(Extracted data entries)
::::

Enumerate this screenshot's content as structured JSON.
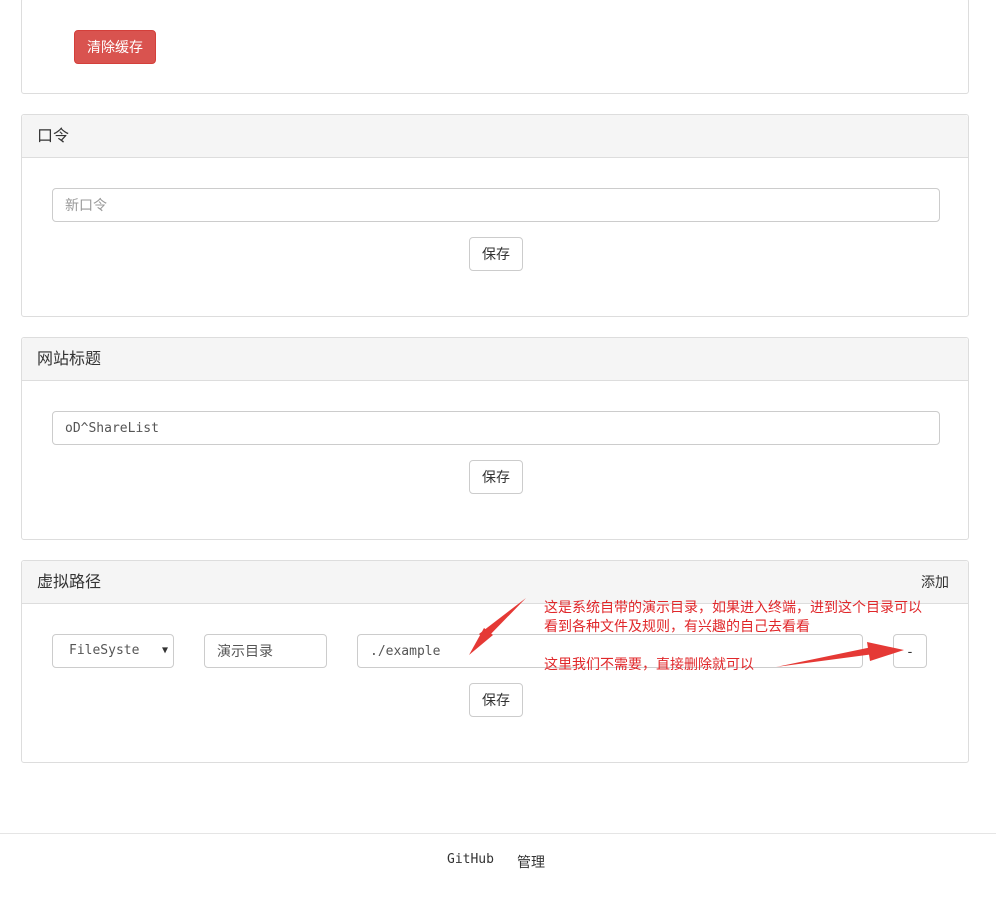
{
  "cache_panel": {
    "clear_cache_label": "清除缓存"
  },
  "password_panel": {
    "title": "口令",
    "new_password_placeholder": "新口令",
    "save_label": "保存"
  },
  "site_title_panel": {
    "title": "网站标题",
    "site_title_value": "oD^ShareList",
    "save_label": "保存"
  },
  "virtual_path_panel": {
    "title": "虚拟路径",
    "add_label": "添加",
    "rows": [
      {
        "type_selected": "FileSyste",
        "name_value": "演示目录",
        "path_value": "./example",
        "remove_label": "-"
      }
    ],
    "save_label": "保存"
  },
  "annotations": {
    "note_1_line_1": "这是系统自带的演示目录，如果进入终端，进到这个目录可以",
    "note_1_line_2": "看到各种文件及规则，有兴趣的自己去看看",
    "note_2": "这里我们不需要，直接删除就可以",
    "arrow_color": "#e53935"
  },
  "footer": {
    "github_label": "GitHub",
    "admin_label": "管理"
  },
  "colors": {
    "danger_button": "#d9534f",
    "panel_heading_bg": "#f5f5f5",
    "annotation_text": "#e0272a"
  }
}
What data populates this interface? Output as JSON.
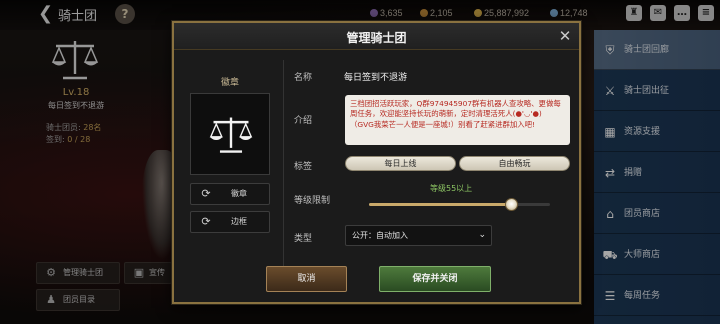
{
  "topbar": {
    "title": "骑士团",
    "help": "?",
    "currencies": [
      {
        "value": "3,635",
        "color": "#8b6ab0"
      },
      {
        "value": "2,105",
        "color": "#c08a3a"
      },
      {
        "value": "25,887,992",
        "color": "#d8b04a"
      },
      {
        "value": "12,748",
        "color": "#7fb0d8"
      }
    ],
    "icons": [
      "guild-members-icon",
      "mail-icon",
      "chat-icon",
      "menu-icon"
    ]
  },
  "left_panel": {
    "level": "Lv.18",
    "guild_name": "每日签到不退游",
    "members_label": "骑士团员:",
    "members_value": "28名",
    "signin_label": "签到:",
    "signin_value": "0 / 28",
    "manage_button": "管理骑士团",
    "roster_button": "团员目录",
    "partial_button": "宣传"
  },
  "sidebar": {
    "items": [
      {
        "label": "骑士团回廊",
        "icon": "shield-icon",
        "active": true
      },
      {
        "label": "骑士团出征",
        "icon": "swords-icon",
        "active": false
      },
      {
        "label": "资源支援",
        "icon": "box-icon",
        "active": false
      },
      {
        "label": "捐赠",
        "icon": "shuffle-icon",
        "active": false
      },
      {
        "label": "团员商店",
        "icon": "shop-icon",
        "active": false
      },
      {
        "label": "大师商店",
        "icon": "cart-icon",
        "active": false
      },
      {
        "label": "每周任务",
        "icon": "scroll-icon",
        "active": false
      }
    ]
  },
  "modal": {
    "title": "管理骑士团",
    "close": "✕",
    "badge_label": "徽章",
    "emblem_button": "徽章",
    "frame_button": "边框",
    "name_label": "名称",
    "name_value": "每日签到不退游",
    "intro_label": "介绍",
    "intro_text": "三档团招活跃玩家，Q群974945907群有机器人查攻略、更做每周任务，欢迎能坚持长玩的萌新，定时清理活死人(●'◡'●)（GVG我菜芒一人便是一座城!）别看了赶紧进群加入吧!",
    "tags_label": "标签",
    "tags": [
      "每日上线",
      "自由畅玩"
    ],
    "level_label": "等级限制",
    "level_text": "等级55以上",
    "level_min": 1,
    "level_max": 70,
    "level_value": 55,
    "type_label": "类型",
    "type_value": "公开：自动加入",
    "cancel_label": "取消",
    "save_label": "保存并关闭"
  }
}
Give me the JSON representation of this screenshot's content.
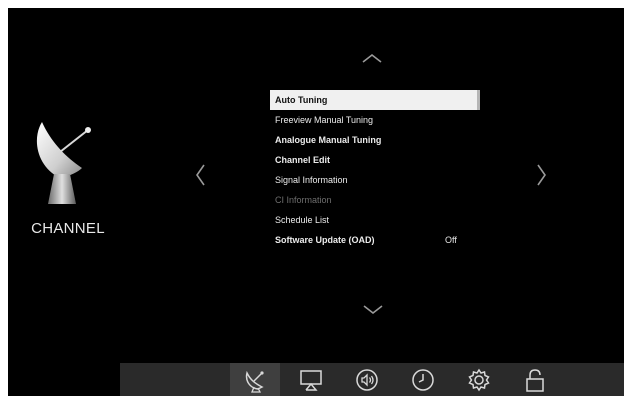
{
  "section": {
    "label": "CHANNEL",
    "icon": "satellite-dish-icon"
  },
  "menu": {
    "items": [
      {
        "label": "Auto Tuning",
        "state": "selected"
      },
      {
        "label": "Freeview Manual Tuning",
        "state": "normal"
      },
      {
        "label": "Analogue Manual Tuning",
        "state": "normal"
      },
      {
        "label": "Channel Edit",
        "state": "normal"
      },
      {
        "label": "Signal Information",
        "state": "normal"
      },
      {
        "label": "CI Information",
        "state": "disabled"
      },
      {
        "label": "Schedule List",
        "state": "normal"
      },
      {
        "label": "Software Update (OAD)",
        "state": "normal",
        "value": "Off"
      }
    ]
  },
  "nav": {
    "up_icon": "chevron-up-icon",
    "down_icon": "chevron-down-icon",
    "left_icon": "chevron-left-icon",
    "right_icon": "chevron-right-icon"
  },
  "bottom_bar": {
    "icons": [
      "satellite-dish-icon",
      "picture-screen-icon",
      "speaker-icon",
      "clock-icon",
      "gear-icon",
      "lock-icon"
    ],
    "active": 0
  },
  "colors": {
    "background": "#000000",
    "text": "#ececec",
    "selected_bg": "#f0f0f0",
    "selected_text": "#111111",
    "disabled_text": "#6e6e6e",
    "bar_bg": "#2a2a2a"
  }
}
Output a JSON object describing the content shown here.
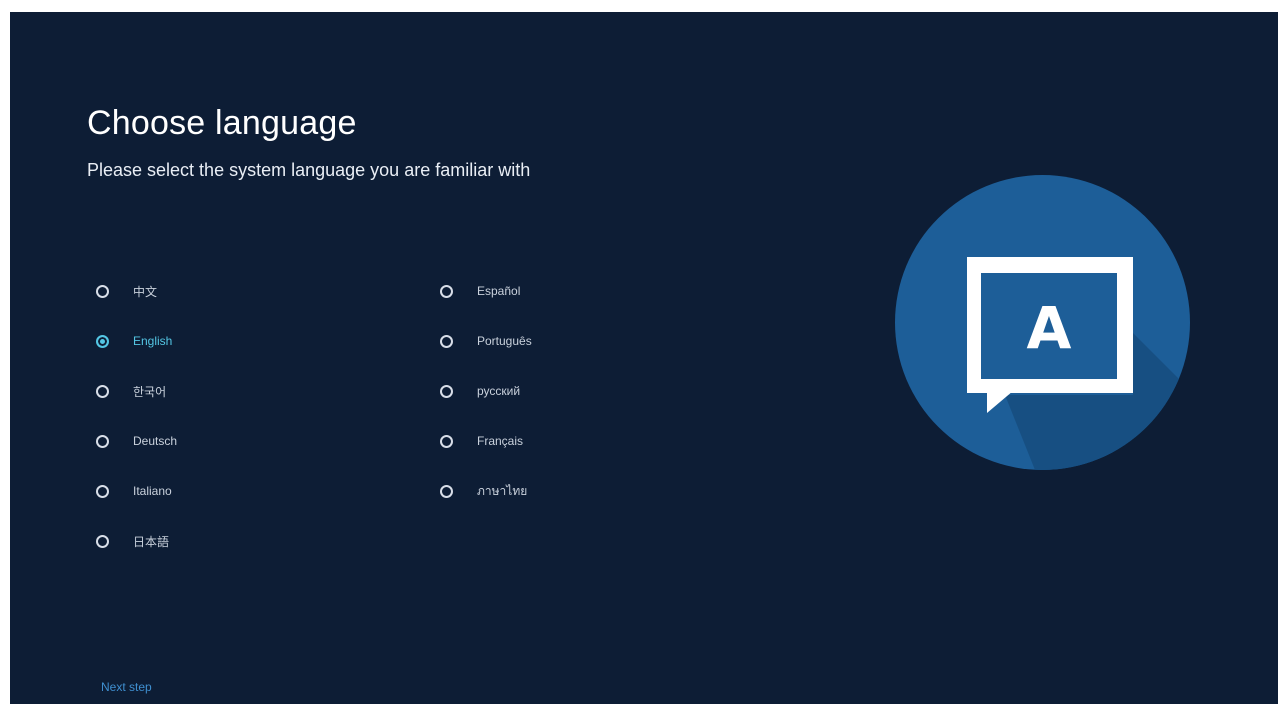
{
  "header": {
    "title": "Choose language",
    "subtitle": "Please select the system language you are familiar with"
  },
  "languages": [
    {
      "label": "中文",
      "selected": false
    },
    {
      "label": "English",
      "selected": true
    },
    {
      "label": "한국어",
      "selected": false
    },
    {
      "label": "Deutsch",
      "selected": false
    },
    {
      "label": "Italiano",
      "selected": false
    },
    {
      "label": "日本語",
      "selected": false
    },
    {
      "label": "Español",
      "selected": false
    },
    {
      "label": "Português",
      "selected": false
    },
    {
      "label": "русский",
      "selected": false
    },
    {
      "label": "Français",
      "selected": false
    },
    {
      "label": "ภาษาไทย",
      "selected": false
    }
  ],
  "footer": {
    "next_label": "Next step"
  },
  "illustration": {
    "glyph": "A",
    "icon": "language-icon"
  },
  "colors": {
    "background": "#0d1d35",
    "accent": "#54c6e4",
    "link": "#3f8fd0",
    "circle": "#1d5e98"
  }
}
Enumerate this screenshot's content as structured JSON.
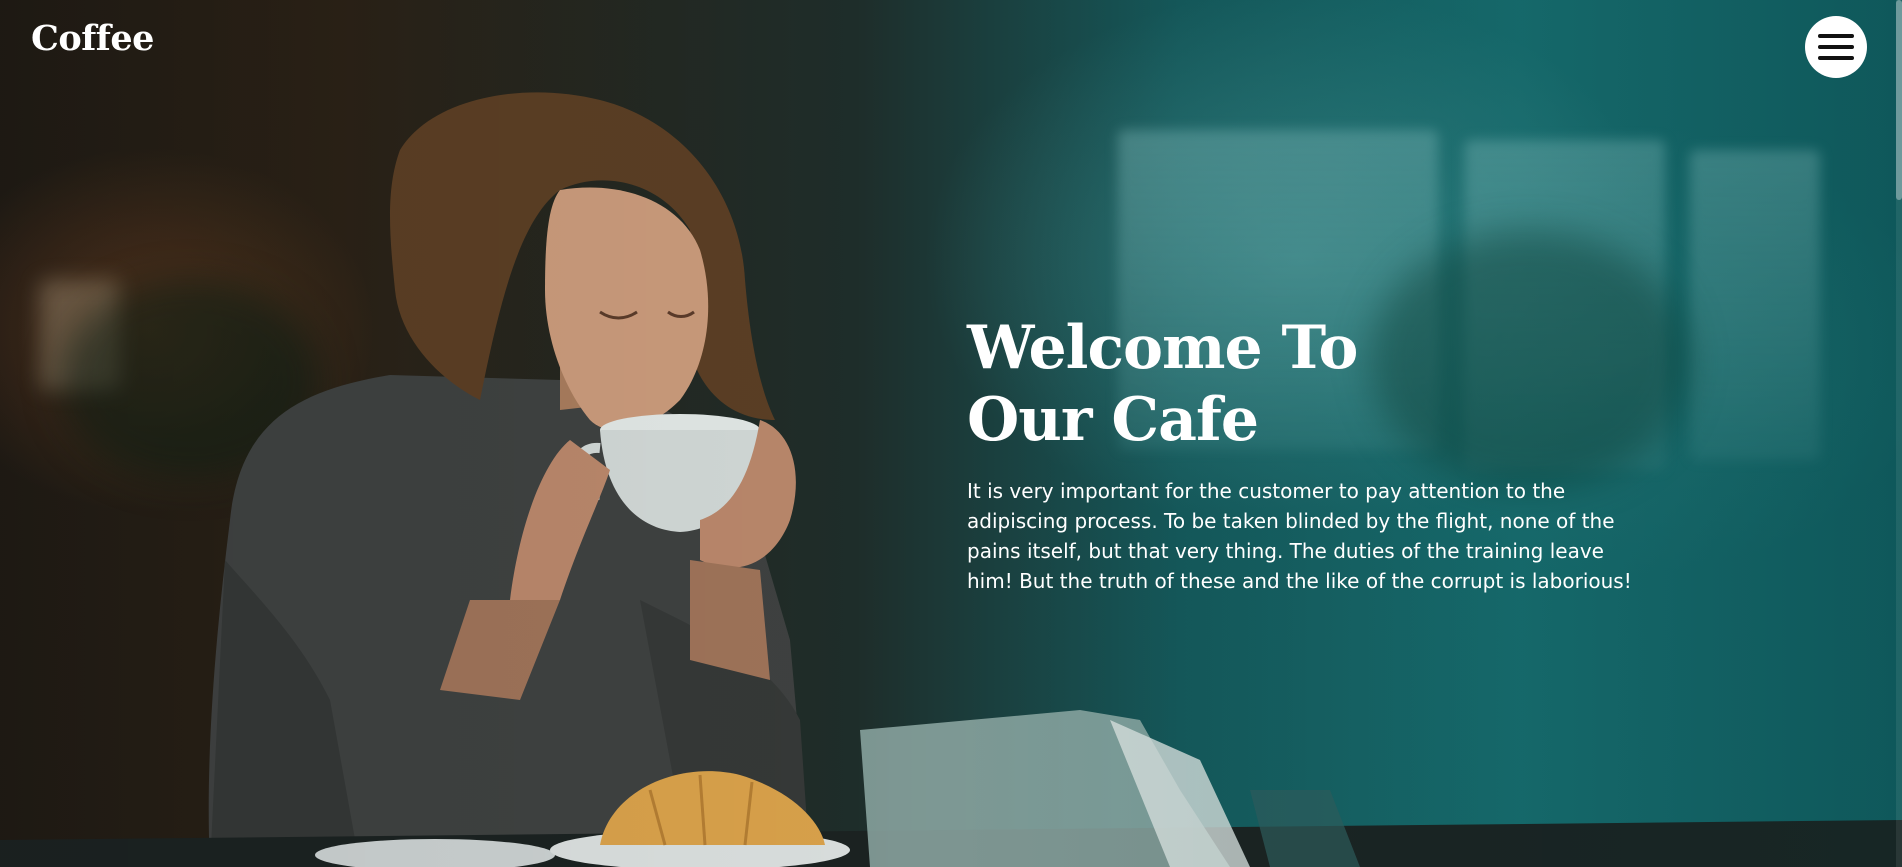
{
  "header": {
    "brand": "Coffee",
    "menu_icon": "hamburger-menu-icon"
  },
  "hero": {
    "title_line1": "Welcome To",
    "title_line2": "Our Cafe",
    "description": "It is very important for the customer to pay attention to the adipiscing process. To be taken blinded by the flight, none of the pains itself, but that very thing. The duties of the training leave him! But the truth of these and the like of the corrupt is laborious!"
  },
  "colors": {
    "overlay_teal": "#176c6e",
    "text": "#ffffff",
    "menu_button_bg": "#ffffff"
  }
}
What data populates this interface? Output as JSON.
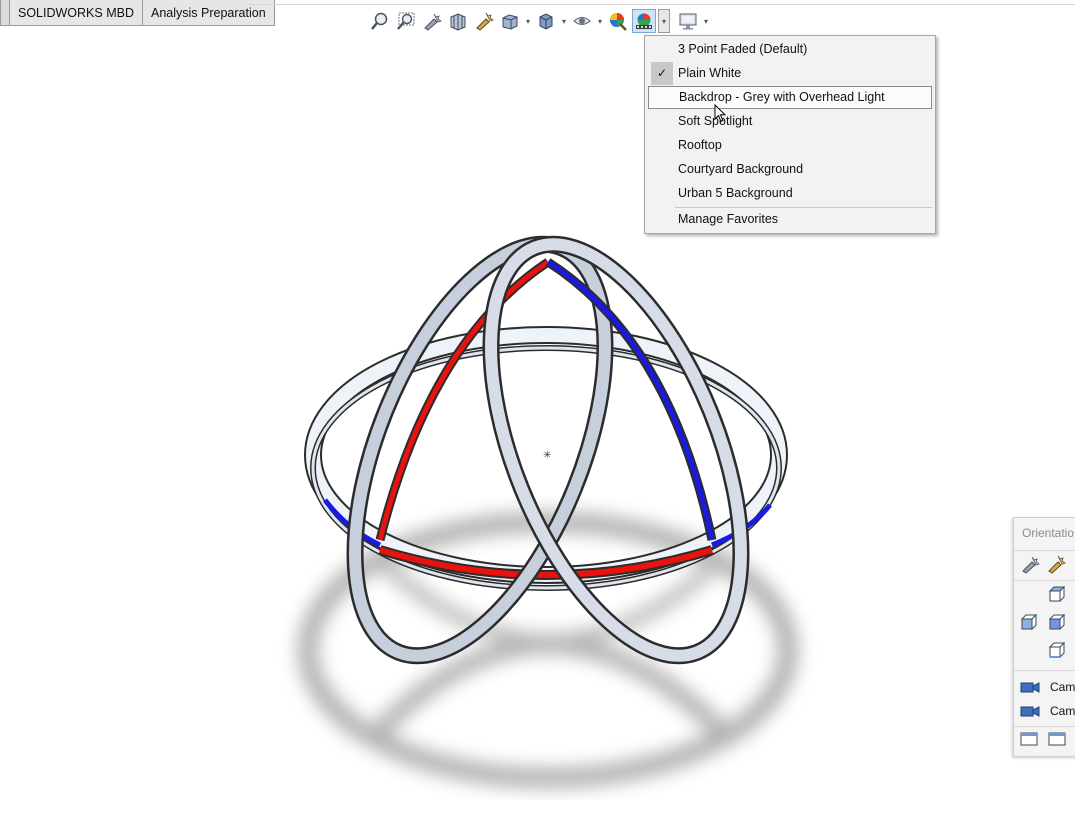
{
  "tabs": [
    {
      "label": ""
    },
    {
      "label": "SOLIDWORKS MBD"
    },
    {
      "label": "Analysis Preparation"
    }
  ],
  "toolbar": {
    "icons": [
      "zoom-to-fit-icon",
      "zoom-to-area-icon",
      "previous-view-icon",
      "section-view-icon",
      "dynamic-annotation-icon",
      "view-orientation-icon",
      "display-style-icon",
      "hide-show-items-icon",
      "edit-appearance-icon",
      "apply-scene-icon",
      "view-settings-icon"
    ]
  },
  "scene_menu": {
    "items": [
      {
        "label": "3 Point Faded  (Default)",
        "checked": false,
        "hovered": false
      },
      {
        "label": "Plain White",
        "checked": true,
        "hovered": false
      },
      {
        "label": "Backdrop - Grey with Overhead Light",
        "checked": false,
        "hovered": true
      },
      {
        "label": "Soft Spotlight",
        "checked": false,
        "hovered": false
      },
      {
        "label": "Rooftop",
        "checked": false,
        "hovered": false
      },
      {
        "label": "Courtyard Background",
        "checked": false,
        "hovered": false
      },
      {
        "label": "Urban 5 Background",
        "checked": false,
        "hovered": false
      }
    ],
    "footer": "Manage Favorites",
    "check_glyph": "✓"
  },
  "orientation_panel": {
    "title": "Orientatio",
    "cameras": [
      "Cam",
      "Cam"
    ]
  },
  "colors": {
    "accent_red": "#e8120e",
    "accent_blue": "#1a1ae0",
    "ring_light": "#e7eef7",
    "ring_dark": "#6f7685"
  }
}
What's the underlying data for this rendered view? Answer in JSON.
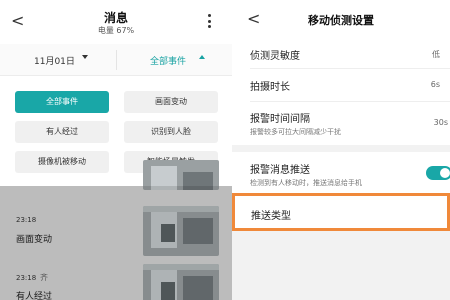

::::

Among the lines of the data above, determine how many contain the word "with". Report the number alone.

*RIGHT ANSWER*:
2